_Requirement_.
In the forum thread below about the UKBFF finals, on which day are the classes that the first post calls "the real bodybuilding" classes being held?

_Reading text_.
###

# UKBFF Bikini + Figure



## EXTREME (Aug 5, 2005)

It appears that the Bikini, Figure and guys boardshorts classes are so big now that on Saturday at the UKBFF finals that is all they are having on the Saturday and all what I would call "the real bodybuilding" classes are on the Sunday.

This shows how much the sport has changed in the last few years. What do you all think of this? Is it going in a more achievable direction or is it a cop out?


----------



## Chrissy....... (Nov 25, 2013)

I'm old school, and I like to see bodybuilders with the muscles overexaggerated, and I'm not saying that means non natty as the pics from Andy Chapels win shows great physiques. Keep the shows separate IMO I don't want to sit through ages of mens health cover models until we get to the bodybuilders. And vice versa without prejudice maybe the guys n girls into the slighter ripped beach look don't want to see the bodybuilder physiques.


----------



## TheTransporter (Jan 30, 2014)

I like to see freeks, huge and cartoon like. i dont like natural bodybuilding as I there no freeks in it and i dont think its a bodybuildin class if the boys all warein shorts - wot a joke.

###

_Listing_.
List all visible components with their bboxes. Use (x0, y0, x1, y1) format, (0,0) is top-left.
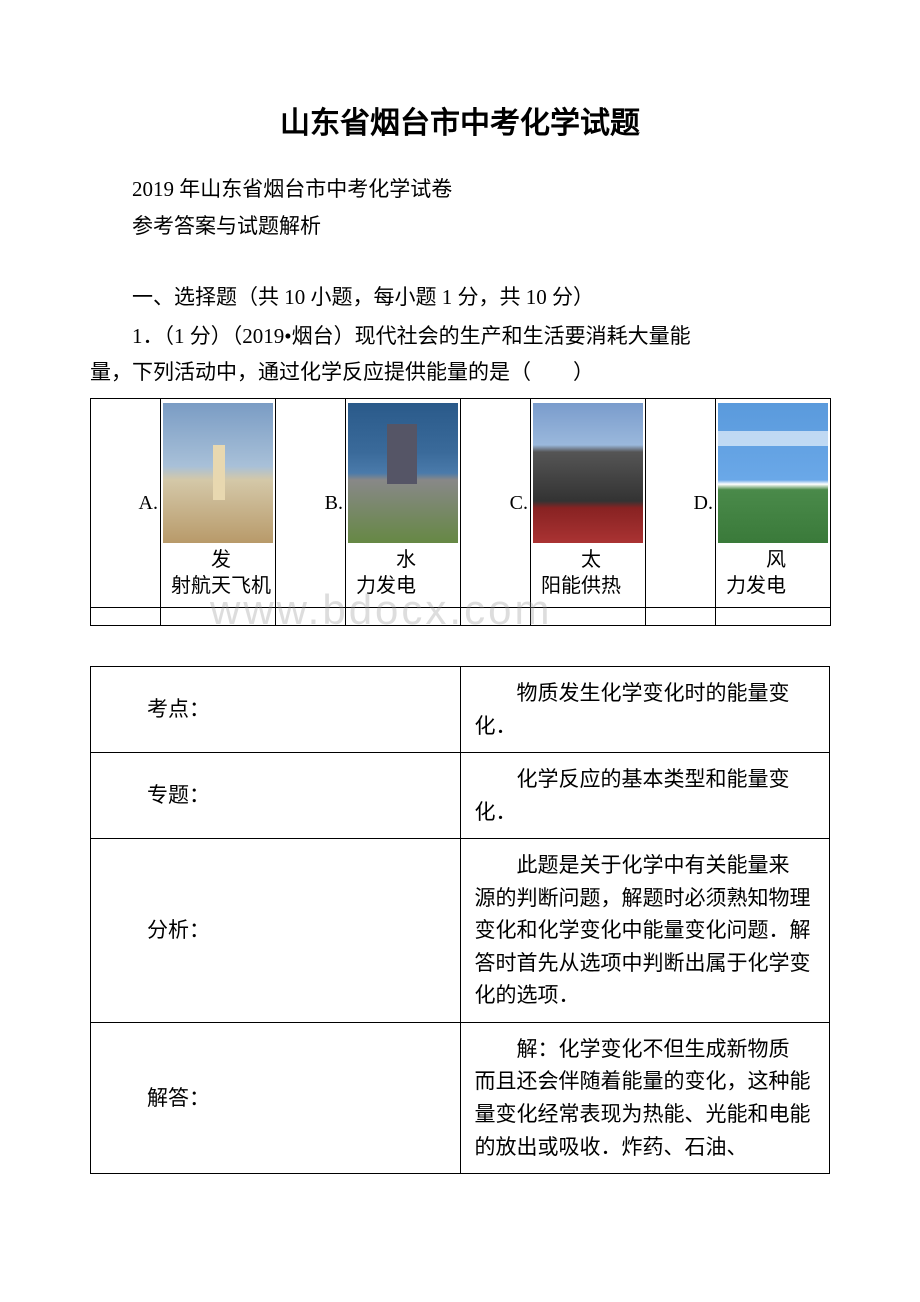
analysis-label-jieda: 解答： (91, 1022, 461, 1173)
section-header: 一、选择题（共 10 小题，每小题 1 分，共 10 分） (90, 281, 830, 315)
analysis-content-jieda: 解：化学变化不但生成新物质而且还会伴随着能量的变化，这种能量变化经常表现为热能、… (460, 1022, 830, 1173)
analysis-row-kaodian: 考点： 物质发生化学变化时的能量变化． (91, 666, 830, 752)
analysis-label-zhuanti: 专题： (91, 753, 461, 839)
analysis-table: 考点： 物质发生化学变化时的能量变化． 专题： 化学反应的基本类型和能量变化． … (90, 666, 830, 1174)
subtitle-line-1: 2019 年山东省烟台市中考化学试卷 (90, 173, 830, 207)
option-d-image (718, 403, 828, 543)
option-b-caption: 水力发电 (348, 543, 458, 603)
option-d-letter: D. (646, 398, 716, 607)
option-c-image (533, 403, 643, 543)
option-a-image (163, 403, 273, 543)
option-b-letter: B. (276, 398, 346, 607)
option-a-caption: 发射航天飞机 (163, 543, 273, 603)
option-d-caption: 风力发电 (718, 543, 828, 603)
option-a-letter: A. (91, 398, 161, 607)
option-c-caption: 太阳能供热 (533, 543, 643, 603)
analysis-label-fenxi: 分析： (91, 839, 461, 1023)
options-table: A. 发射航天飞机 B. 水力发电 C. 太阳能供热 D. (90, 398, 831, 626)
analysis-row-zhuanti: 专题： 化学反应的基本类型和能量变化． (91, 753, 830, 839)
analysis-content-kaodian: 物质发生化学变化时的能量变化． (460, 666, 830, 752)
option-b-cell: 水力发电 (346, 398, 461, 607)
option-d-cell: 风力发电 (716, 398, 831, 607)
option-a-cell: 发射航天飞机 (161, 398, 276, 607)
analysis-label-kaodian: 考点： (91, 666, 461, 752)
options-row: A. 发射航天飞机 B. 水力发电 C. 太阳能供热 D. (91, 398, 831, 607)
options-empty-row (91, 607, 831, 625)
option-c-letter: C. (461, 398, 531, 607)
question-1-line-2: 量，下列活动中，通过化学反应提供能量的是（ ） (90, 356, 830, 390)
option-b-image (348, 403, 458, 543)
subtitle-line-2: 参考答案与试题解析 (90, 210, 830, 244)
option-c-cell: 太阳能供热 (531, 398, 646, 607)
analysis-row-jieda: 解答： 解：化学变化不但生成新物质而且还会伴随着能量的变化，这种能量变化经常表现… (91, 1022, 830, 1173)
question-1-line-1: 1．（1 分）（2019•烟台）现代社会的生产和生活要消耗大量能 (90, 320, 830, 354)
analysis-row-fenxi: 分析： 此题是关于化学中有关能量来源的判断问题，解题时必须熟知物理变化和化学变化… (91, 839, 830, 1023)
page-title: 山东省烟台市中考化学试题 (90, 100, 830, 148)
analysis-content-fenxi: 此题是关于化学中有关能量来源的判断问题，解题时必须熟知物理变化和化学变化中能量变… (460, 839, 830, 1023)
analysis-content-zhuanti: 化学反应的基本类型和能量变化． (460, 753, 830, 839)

###

_Expected answer_.
Sunday